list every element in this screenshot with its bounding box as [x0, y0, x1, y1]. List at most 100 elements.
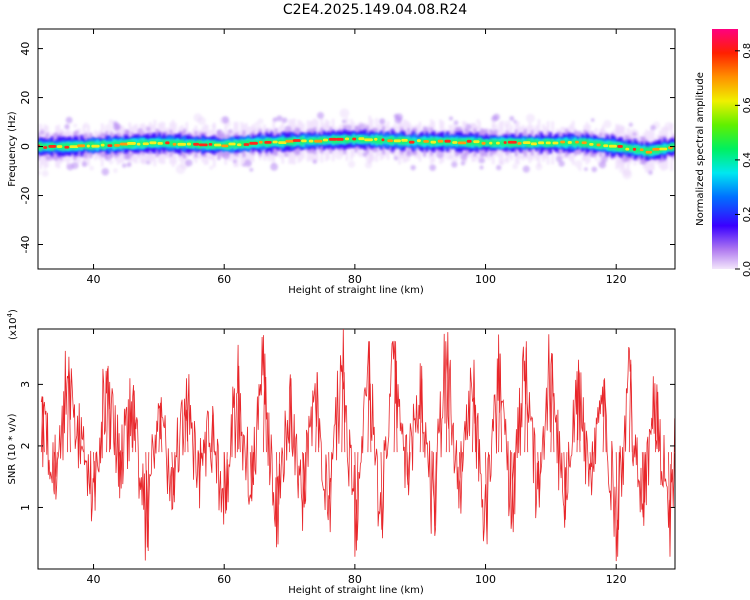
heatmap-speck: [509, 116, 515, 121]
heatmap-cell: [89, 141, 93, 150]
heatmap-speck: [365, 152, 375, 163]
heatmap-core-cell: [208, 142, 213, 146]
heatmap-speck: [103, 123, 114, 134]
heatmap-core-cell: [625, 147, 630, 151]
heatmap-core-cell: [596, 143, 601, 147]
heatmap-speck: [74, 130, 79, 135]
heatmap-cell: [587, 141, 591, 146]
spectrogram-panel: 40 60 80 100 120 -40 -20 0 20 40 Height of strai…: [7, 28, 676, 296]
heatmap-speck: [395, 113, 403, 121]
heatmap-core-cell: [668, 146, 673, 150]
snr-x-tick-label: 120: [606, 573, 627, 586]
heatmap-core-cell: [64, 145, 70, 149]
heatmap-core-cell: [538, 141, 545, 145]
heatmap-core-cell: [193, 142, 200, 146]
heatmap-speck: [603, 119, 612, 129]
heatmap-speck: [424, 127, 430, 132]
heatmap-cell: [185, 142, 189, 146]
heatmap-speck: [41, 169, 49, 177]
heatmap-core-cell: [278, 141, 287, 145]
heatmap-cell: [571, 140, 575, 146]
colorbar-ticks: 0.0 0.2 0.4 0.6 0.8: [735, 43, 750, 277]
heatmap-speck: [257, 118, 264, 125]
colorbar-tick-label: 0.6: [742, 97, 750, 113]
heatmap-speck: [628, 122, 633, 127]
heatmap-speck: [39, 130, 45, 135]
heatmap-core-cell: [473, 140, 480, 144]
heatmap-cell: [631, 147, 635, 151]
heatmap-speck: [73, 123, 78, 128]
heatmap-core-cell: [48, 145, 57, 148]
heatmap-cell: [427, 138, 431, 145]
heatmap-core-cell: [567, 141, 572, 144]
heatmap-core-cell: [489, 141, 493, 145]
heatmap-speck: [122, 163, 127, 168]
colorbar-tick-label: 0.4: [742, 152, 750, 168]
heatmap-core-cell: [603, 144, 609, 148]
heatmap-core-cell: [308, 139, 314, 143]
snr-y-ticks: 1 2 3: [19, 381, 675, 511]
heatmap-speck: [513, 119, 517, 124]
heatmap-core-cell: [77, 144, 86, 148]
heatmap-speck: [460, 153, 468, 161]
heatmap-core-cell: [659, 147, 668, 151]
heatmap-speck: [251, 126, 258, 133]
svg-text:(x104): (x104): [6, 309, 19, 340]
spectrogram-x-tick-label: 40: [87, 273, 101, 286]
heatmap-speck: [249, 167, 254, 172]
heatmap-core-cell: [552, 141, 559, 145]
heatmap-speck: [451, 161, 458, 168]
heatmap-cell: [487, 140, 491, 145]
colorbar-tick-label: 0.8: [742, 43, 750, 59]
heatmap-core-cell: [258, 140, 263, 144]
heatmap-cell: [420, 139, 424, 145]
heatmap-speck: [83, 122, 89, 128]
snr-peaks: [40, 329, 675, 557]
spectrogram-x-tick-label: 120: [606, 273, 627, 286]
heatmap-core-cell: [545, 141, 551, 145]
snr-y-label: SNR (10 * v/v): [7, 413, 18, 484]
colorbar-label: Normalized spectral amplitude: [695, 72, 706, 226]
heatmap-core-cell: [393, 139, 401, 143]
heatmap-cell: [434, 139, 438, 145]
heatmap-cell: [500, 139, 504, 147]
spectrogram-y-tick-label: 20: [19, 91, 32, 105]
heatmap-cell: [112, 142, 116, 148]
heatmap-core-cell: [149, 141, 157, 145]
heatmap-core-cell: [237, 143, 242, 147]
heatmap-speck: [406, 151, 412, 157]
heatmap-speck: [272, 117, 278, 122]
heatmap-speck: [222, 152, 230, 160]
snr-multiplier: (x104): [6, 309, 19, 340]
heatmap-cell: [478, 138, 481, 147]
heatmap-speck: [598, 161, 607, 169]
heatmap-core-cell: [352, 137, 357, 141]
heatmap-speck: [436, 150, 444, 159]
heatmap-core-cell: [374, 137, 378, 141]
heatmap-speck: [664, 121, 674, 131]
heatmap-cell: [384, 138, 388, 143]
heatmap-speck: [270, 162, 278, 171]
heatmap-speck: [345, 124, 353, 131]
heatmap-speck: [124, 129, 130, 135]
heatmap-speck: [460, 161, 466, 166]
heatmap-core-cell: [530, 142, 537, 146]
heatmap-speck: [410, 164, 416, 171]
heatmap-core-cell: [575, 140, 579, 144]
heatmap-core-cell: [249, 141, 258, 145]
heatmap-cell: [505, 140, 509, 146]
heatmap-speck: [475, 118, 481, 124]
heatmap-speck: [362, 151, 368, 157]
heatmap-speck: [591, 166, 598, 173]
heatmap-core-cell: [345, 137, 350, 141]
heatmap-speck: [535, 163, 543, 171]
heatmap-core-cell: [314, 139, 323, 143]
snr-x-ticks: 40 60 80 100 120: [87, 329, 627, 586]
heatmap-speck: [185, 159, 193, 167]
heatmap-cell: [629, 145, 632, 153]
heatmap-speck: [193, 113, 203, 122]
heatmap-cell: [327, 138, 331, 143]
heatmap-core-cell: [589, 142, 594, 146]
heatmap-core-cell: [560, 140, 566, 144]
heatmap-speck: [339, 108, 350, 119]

Stated problem
Return the records above line for line and character for character, omitting the pictures.

Response below
list every element in this screenshot with its bounding box as [x0, y0, x1, y1]. List at most 100 elements.
heatmap-speck: [509, 116, 515, 121]
heatmap-cell: [89, 141, 93, 150]
heatmap-speck: [365, 152, 375, 163]
heatmap-core-cell: [208, 142, 213, 146]
heatmap-speck: [103, 123, 114, 134]
heatmap-core-cell: [625, 147, 630, 151]
heatmap-core-cell: [596, 143, 601, 147]
heatmap-speck: [74, 130, 79, 135]
heatmap-cell: [587, 141, 591, 146]
spectrogram-panel: 40 60 80 100 120 -40 -20 0 20 40 Height of strai…: [7, 28, 676, 296]
heatmap-speck: [395, 113, 403, 121]
heatmap-core-cell: [668, 146, 673, 150]
snr-x-tick-label: 120: [606, 573, 627, 586]
heatmap-core-cell: [64, 145, 70, 149]
heatmap-core-cell: [538, 141, 545, 145]
heatmap-core-cell: [193, 142, 200, 146]
heatmap-speck: [603, 119, 612, 129]
heatmap-speck: [424, 127, 430, 132]
heatmap-cell: [185, 142, 189, 146]
heatmap-speck: [41, 169, 49, 177]
heatmap-core-cell: [278, 141, 287, 145]
heatmap-cell: [571, 140, 575, 146]
colorbar-ticks: 0.0 0.2 0.4 0.6 0.8: [735, 43, 750, 277]
heatmap-speck: [257, 118, 264, 125]
colorbar-tick-label: 0.6: [742, 97, 750, 113]
heatmap-speck: [628, 122, 633, 127]
heatmap-speck: [39, 130, 45, 135]
heatmap-core-cell: [473, 140, 480, 144]
heatmap-cell: [631, 147, 635, 151]
heatmap-speck: [73, 123, 78, 128]
heatmap-core-cell: [48, 145, 57, 148]
heatmap-cell: [427, 138, 431, 145]
heatmap-core-cell: [567, 141, 572, 144]
heatmap-core-cell: [489, 141, 493, 145]
heatmap-speck: [122, 163, 127, 168]
colorbar-tick-label: 0.4: [742, 152, 750, 168]
heatmap-core-cell: [603, 144, 609, 148]
heatmap-core-cell: [308, 139, 314, 143]
snr-y-ticks: 1 2 3: [19, 381, 675, 511]
heatmap-speck: [513, 119, 517, 124]
heatmap-core-cell: [77, 144, 86, 148]
heatmap-speck: [460, 153, 468, 161]
heatmap-core-cell: [659, 147, 668, 151]
heatmap-speck: [251, 126, 258, 133]
svg-text:(x104): (x104): [6, 309, 19, 340]
spectrogram-x-tick-label: 40: [87, 273, 101, 286]
heatmap-speck: [249, 167, 254, 172]
heatmap-core-cell: [552, 141, 559, 145]
heatmap-speck: [451, 161, 458, 168]
heatmap-cell: [487, 140, 491, 145]
colorbar-tick-label: 0.8: [742, 43, 750, 59]
heatmap-core-cell: [258, 140, 263, 144]
heatmap-cell: [420, 139, 424, 145]
heatmap-speck: [83, 122, 89, 128]
snr-peaks: [40, 329, 675, 557]
spectrogram-x-tick-label: 120: [606, 273, 627, 286]
heatmap-core-cell: [545, 141, 551, 145]
snr-y-label: SNR (10 * v/v): [7, 413, 18, 484]
colorbar-label: Normalized spectral amplitude: [695, 72, 706, 226]
heatmap-core-cell: [393, 139, 401, 143]
heatmap-cell: [434, 139, 438, 145]
heatmap-cell: [500, 139, 504, 147]
spectrogram-y-tick-label: 20: [19, 91, 32, 105]
heatmap-cell: [112, 142, 116, 148]
heatmap-core-cell: [149, 141, 157, 145]
heatmap-core-cell: [237, 143, 242, 147]
heatmap-speck: [406, 151, 412, 157]
heatmap-speck: [272, 117, 278, 122]
heatmap-speck: [222, 152, 230, 160]
snr-multiplier: (x104): [6, 309, 19, 340]
heatmap-cell: [478, 138, 481, 147]
heatmap-speck: [598, 161, 607, 169]
heatmap-core-cell: [352, 137, 357, 141]
heatmap-speck: [436, 150, 444, 159]
heatmap-core-cell: [374, 137, 378, 141]
heatmap-speck: [664, 121, 674, 131]
heatmap-cell: [384, 138, 388, 143]
heatmap-speck: [270, 162, 278, 171]
heatmap-speck: [345, 124, 353, 131]
heatmap-speck: [124, 129, 130, 135]
heatmap-speck: [460, 161, 466, 166]
heatmap-core-cell: [530, 142, 537, 146]
heatmap-speck: [410, 164, 416, 171]
heatmap-core-cell: [575, 140, 579, 144]
heatmap-core-cell: [249, 141, 258, 145]
heatmap-cell: [505, 140, 509, 146]
heatmap-speck: [475, 118, 481, 124]
heatmap-speck: [362, 151, 368, 157]
heatmap-speck: [591, 166, 598, 173]
heatmap-core-cell: [345, 137, 350, 141]
heatmap-speck: [535, 163, 543, 171]
heatmap-core-cell: [314, 139, 323, 143]
snr-x-ticks: 40 60 80 100 120: [87, 329, 627, 586]
heatmap-speck: [185, 159, 193, 167]
heatmap-cell: [629, 145, 632, 153]
heatmap-speck: [193, 113, 203, 122]
heatmap-cell: [327, 138, 331, 143]
heatmap-core-cell: [589, 142, 594, 146]
heatmap-core-cell: [560, 140, 566, 144]
heatmap-speck: [339, 108, 350, 119]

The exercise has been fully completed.